* BEGIN Record set *
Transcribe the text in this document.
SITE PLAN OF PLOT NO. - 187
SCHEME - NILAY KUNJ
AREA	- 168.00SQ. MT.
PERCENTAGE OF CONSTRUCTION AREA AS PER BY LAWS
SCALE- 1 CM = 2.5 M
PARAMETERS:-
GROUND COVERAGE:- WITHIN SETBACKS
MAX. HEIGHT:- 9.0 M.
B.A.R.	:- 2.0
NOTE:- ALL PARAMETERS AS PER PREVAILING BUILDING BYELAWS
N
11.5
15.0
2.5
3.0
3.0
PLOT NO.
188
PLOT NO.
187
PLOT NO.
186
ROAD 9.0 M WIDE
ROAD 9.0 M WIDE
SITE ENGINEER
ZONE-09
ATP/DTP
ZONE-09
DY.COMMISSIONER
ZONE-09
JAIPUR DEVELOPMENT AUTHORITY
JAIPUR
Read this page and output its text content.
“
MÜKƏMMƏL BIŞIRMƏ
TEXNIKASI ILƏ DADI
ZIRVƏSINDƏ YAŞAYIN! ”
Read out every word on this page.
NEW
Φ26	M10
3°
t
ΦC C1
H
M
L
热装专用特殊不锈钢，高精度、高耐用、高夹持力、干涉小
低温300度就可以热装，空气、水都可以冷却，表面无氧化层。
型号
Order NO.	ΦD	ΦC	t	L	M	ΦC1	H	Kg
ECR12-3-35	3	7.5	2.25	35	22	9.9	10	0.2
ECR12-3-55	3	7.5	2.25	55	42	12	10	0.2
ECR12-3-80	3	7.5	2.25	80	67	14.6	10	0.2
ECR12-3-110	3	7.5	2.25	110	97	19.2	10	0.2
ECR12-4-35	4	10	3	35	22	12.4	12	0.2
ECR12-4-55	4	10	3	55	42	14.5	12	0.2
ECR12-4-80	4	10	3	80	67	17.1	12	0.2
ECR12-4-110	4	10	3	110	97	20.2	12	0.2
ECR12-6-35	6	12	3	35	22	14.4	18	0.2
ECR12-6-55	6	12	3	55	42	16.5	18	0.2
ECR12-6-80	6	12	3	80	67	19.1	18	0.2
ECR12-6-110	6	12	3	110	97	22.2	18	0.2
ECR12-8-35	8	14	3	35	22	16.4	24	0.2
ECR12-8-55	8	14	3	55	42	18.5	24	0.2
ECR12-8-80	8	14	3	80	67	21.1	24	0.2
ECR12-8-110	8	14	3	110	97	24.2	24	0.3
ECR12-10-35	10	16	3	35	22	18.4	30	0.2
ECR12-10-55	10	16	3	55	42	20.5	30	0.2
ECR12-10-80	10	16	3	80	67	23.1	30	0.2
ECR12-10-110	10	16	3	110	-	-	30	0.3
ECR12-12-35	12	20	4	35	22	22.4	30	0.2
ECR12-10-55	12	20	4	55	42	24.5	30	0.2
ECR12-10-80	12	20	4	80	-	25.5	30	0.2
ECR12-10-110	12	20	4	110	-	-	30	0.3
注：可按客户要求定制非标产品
* END Record set *
Requirement ::
Look through the listing and extract every line with "SITE" in it.

Solution for this exercise ::
SITE PLAN OF PLOT NO. - 187
SITE ENGINEER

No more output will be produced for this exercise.